[Stored entries]
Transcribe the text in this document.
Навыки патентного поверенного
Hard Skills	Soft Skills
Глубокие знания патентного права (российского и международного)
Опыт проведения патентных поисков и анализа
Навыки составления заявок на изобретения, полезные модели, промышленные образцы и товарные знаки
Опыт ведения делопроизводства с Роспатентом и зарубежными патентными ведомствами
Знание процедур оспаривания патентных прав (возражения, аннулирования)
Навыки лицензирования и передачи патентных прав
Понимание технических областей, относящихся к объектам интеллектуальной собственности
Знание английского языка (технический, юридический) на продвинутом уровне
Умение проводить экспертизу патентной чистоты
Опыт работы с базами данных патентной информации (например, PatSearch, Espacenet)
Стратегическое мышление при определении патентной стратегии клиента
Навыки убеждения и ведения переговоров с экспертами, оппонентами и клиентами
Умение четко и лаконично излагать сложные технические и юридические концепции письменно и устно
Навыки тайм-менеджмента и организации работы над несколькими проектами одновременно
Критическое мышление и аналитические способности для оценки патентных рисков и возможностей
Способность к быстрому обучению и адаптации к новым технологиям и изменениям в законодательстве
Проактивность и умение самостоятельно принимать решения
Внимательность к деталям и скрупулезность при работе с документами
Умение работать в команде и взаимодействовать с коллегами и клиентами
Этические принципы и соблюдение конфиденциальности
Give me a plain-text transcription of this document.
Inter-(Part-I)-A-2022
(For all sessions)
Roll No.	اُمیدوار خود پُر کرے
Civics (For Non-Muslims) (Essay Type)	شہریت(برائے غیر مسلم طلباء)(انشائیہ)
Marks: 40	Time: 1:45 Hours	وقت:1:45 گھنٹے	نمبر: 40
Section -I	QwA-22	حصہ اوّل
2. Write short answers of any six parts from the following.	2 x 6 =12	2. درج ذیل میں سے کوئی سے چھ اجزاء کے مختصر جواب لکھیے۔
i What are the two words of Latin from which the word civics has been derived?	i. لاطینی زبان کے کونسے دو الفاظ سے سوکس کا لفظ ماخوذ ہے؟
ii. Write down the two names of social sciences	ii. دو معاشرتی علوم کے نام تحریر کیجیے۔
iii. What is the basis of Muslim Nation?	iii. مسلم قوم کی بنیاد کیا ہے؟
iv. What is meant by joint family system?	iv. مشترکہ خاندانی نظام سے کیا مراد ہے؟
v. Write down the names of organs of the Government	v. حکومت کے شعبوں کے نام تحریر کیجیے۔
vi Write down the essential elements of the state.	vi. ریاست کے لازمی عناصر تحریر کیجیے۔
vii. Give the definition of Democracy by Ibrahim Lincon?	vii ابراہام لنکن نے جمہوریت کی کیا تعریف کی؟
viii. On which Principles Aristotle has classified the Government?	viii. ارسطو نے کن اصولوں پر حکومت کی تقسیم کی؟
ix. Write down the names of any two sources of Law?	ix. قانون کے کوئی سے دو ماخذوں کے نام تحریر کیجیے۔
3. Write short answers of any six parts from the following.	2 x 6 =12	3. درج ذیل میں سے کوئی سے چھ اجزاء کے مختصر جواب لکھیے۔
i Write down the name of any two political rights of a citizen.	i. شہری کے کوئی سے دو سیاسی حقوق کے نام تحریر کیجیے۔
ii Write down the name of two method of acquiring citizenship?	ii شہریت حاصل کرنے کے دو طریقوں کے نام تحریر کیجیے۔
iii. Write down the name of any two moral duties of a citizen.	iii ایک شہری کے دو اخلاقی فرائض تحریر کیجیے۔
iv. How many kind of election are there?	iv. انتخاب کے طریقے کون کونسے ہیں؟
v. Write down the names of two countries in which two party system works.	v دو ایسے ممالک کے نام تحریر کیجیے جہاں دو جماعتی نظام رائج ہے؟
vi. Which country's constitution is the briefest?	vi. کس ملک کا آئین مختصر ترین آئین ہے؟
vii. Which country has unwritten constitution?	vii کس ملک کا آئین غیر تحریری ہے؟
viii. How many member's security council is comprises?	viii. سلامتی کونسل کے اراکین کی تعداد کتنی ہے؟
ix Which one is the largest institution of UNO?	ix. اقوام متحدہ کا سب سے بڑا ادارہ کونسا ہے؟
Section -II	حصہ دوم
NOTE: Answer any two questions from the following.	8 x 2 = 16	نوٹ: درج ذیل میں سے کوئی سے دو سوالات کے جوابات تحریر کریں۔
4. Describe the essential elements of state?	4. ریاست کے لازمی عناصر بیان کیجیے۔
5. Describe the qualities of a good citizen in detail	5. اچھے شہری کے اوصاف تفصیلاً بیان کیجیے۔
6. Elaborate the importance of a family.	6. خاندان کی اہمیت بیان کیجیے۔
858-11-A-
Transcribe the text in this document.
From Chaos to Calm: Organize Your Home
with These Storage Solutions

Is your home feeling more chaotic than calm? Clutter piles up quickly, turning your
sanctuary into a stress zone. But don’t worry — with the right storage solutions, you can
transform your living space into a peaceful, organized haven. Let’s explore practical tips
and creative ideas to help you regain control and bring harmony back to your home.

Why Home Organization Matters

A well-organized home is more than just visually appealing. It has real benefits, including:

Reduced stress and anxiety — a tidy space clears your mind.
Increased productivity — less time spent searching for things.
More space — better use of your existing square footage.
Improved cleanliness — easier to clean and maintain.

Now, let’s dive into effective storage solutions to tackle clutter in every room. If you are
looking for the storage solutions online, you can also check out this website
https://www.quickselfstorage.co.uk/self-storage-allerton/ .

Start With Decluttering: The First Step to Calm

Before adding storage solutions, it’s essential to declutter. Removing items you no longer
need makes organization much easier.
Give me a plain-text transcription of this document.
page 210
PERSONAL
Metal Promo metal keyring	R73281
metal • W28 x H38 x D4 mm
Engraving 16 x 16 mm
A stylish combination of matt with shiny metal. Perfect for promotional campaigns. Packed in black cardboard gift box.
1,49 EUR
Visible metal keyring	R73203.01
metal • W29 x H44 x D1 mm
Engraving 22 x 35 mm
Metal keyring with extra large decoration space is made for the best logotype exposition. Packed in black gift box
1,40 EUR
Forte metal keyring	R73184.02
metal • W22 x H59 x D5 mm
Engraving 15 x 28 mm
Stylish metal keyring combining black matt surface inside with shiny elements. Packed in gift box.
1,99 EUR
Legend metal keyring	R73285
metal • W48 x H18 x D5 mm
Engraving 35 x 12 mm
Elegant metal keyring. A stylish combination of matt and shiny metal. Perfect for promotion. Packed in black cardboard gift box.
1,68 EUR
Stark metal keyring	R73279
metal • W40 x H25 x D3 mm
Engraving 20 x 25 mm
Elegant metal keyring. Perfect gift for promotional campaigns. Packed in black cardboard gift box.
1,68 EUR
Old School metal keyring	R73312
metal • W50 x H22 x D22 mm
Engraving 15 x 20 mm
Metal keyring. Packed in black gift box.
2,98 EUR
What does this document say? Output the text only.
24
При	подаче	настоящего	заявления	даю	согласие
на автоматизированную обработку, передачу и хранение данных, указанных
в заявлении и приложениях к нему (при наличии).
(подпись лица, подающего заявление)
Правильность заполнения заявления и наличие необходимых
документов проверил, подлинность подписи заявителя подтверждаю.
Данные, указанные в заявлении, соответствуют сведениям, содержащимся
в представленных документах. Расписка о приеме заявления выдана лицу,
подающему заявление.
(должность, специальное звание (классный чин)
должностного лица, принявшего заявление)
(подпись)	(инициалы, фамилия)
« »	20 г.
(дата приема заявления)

Given request: Print the line containing "What does this" and every line after it to the end of the records above, exactly as written, and nothing else.

Solution to this task:
What does this document say? Output the text only.
24
При	подаче	настоящего	заявления	даю	согласие
на автоматизированную обработку, передачу и хранение данных, указанных
в заявлении и приложениях к нему (при наличии).
(подпись лица, подающего заявление)
Правильность заполнения заявления и наличие необходимых
документов проверил, подлинность подписи заявителя подтверждаю.
Данные, указанные в заявлении, соответствуют сведениям, содержащимся
в представленных документах. Расписка о приеме заявления выдана лицу,
подающему заявление.
(должность, специальное звание (классный чин)
должностного лица, принявшего заявление)
(подпись)	(инициалы, фамилия)
« »	20 г.
(дата приема заявления)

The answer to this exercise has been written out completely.